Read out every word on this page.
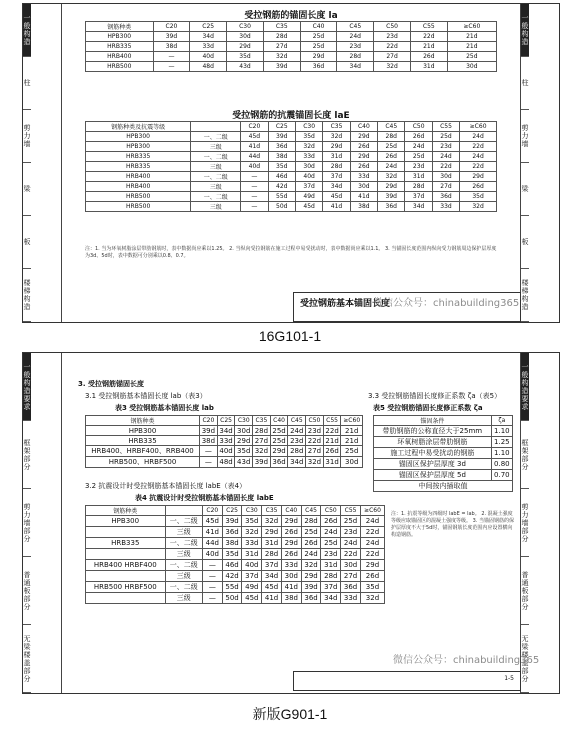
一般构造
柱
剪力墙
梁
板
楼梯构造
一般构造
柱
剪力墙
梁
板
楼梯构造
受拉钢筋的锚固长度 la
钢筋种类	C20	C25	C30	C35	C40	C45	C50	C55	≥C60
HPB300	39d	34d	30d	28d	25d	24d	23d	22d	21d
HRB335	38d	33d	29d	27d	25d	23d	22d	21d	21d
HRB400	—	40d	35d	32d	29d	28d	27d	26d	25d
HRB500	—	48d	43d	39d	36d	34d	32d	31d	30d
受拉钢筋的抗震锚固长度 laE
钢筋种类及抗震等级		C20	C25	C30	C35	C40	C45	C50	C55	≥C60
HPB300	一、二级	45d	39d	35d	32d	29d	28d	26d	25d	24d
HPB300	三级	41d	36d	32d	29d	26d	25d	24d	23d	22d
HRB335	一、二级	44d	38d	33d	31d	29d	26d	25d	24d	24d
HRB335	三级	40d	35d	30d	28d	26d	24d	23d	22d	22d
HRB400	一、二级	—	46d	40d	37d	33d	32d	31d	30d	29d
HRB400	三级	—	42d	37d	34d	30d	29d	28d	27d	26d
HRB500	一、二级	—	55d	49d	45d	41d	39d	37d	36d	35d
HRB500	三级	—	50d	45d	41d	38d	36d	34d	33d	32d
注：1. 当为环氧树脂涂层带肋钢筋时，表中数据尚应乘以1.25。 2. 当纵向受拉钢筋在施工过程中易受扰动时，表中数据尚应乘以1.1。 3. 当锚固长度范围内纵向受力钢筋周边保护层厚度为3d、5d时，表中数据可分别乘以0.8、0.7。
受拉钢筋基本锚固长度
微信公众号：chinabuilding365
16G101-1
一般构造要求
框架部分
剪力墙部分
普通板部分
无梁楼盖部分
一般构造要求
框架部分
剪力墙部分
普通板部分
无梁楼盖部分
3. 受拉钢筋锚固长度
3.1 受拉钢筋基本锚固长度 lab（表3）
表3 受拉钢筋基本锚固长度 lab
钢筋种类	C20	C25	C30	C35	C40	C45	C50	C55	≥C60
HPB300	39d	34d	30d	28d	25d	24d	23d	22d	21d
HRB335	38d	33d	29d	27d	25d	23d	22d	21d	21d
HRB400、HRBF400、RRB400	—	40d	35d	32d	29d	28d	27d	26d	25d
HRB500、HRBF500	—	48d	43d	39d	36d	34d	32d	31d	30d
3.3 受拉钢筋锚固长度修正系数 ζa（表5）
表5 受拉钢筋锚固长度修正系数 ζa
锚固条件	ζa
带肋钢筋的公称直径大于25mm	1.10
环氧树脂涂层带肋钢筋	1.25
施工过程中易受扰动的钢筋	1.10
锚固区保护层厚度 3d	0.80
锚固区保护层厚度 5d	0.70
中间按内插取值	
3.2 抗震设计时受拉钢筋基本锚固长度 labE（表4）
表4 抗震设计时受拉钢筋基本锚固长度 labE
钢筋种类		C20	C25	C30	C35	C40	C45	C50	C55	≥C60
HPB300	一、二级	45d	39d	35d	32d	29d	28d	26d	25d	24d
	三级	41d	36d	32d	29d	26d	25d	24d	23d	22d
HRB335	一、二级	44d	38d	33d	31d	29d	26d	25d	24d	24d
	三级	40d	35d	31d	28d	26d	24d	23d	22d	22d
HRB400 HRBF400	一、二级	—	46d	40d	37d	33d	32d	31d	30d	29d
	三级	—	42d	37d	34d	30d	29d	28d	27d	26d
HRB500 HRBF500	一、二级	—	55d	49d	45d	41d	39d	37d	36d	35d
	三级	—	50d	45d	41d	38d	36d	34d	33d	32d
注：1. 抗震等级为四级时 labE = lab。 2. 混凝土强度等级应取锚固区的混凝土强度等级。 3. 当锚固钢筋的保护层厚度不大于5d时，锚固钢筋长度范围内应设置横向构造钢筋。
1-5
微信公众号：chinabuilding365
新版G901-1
...
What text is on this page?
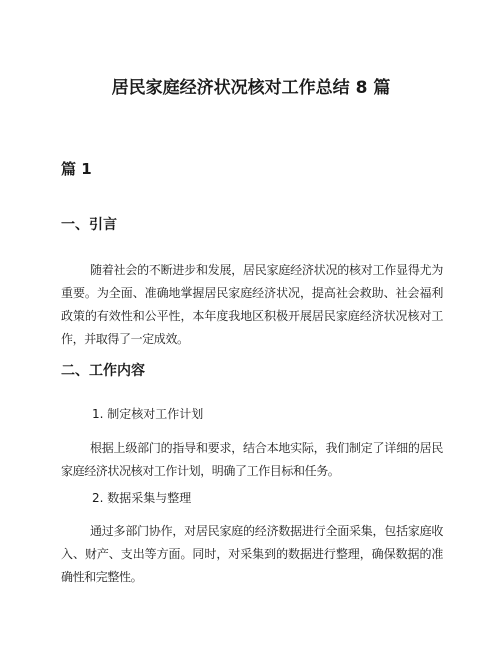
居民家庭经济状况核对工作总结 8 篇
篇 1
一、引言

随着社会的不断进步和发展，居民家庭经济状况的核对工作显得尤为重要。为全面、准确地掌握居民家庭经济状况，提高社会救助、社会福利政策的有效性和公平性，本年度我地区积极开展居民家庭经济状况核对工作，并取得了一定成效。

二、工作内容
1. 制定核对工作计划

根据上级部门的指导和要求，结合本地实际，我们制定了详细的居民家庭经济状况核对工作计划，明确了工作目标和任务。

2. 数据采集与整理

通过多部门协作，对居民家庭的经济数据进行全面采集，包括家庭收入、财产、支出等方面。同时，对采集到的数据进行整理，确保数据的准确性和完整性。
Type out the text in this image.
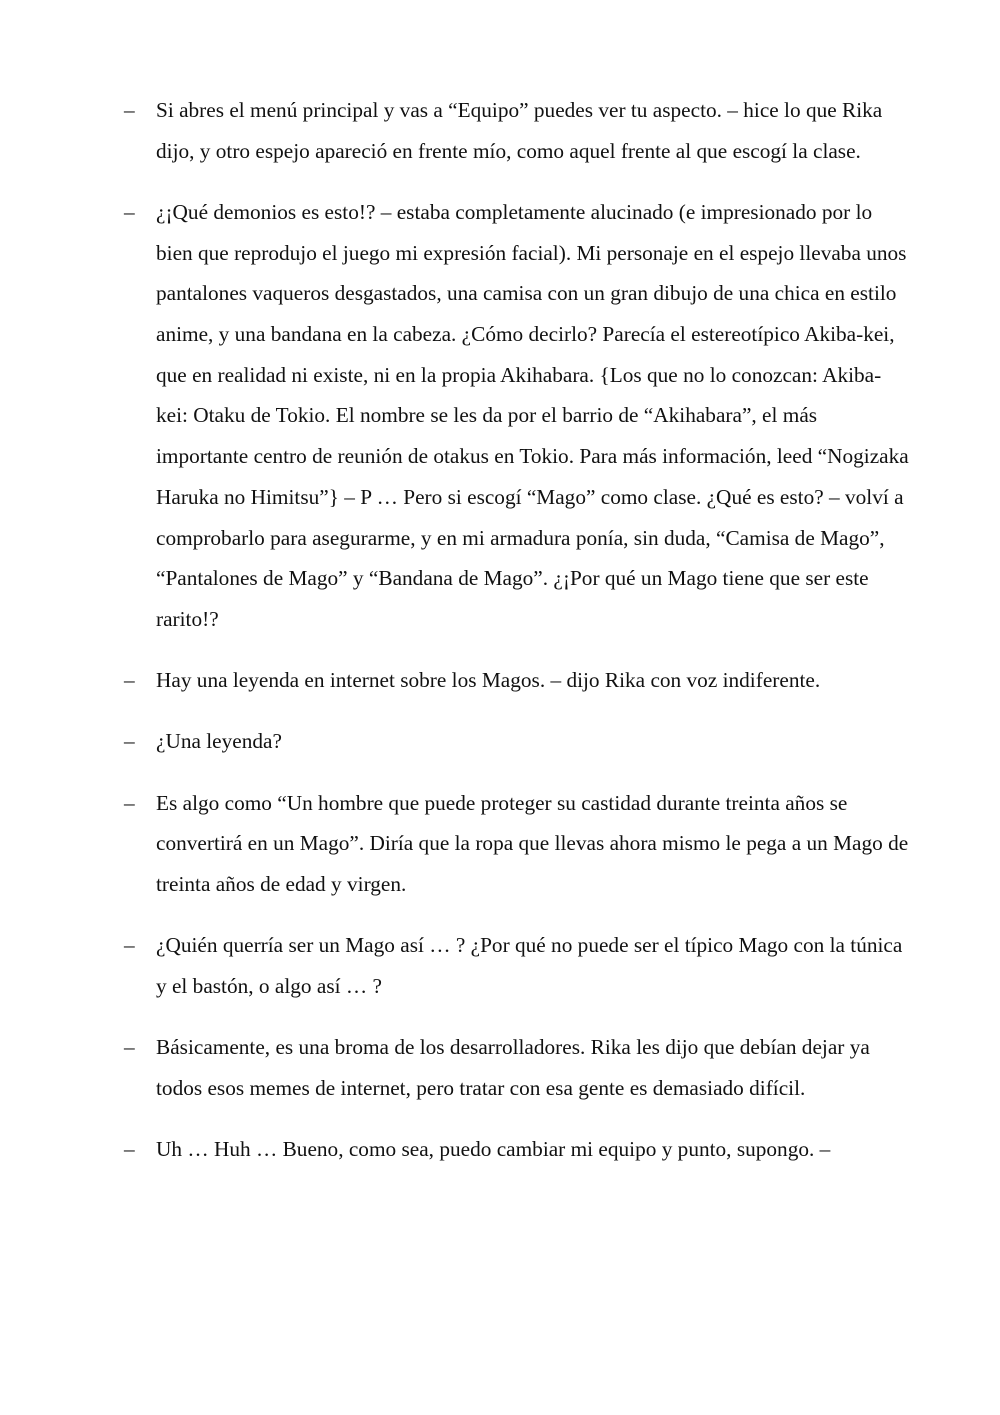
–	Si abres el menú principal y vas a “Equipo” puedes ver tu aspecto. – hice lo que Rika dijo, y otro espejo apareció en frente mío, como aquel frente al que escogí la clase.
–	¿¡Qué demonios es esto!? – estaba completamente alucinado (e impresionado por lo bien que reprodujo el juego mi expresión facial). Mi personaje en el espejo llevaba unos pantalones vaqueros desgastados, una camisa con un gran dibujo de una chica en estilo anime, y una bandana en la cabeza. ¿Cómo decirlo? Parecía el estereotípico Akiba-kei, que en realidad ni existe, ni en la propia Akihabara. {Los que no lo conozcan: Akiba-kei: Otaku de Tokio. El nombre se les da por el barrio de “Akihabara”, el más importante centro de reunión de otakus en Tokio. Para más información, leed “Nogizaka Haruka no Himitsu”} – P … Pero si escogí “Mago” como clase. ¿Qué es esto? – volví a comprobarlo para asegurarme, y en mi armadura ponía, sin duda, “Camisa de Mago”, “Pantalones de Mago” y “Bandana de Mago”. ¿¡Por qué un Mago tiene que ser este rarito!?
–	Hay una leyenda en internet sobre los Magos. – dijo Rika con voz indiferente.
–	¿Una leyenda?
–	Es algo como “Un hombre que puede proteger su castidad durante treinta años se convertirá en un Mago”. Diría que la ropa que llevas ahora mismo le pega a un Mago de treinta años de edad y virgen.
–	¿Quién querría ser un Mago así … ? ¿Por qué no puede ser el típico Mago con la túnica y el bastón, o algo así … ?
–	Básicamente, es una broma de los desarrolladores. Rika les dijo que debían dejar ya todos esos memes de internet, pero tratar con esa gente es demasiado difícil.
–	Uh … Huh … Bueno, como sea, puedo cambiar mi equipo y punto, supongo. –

▶ Instructions for the task:
Search the entries for "leyenda" and copy out each line that has it.

▶ Exercise answer:
–	Hay una leyenda en internet sobre los Magos. – dijo Rika con voz indiferente.
–	¿Una leyenda?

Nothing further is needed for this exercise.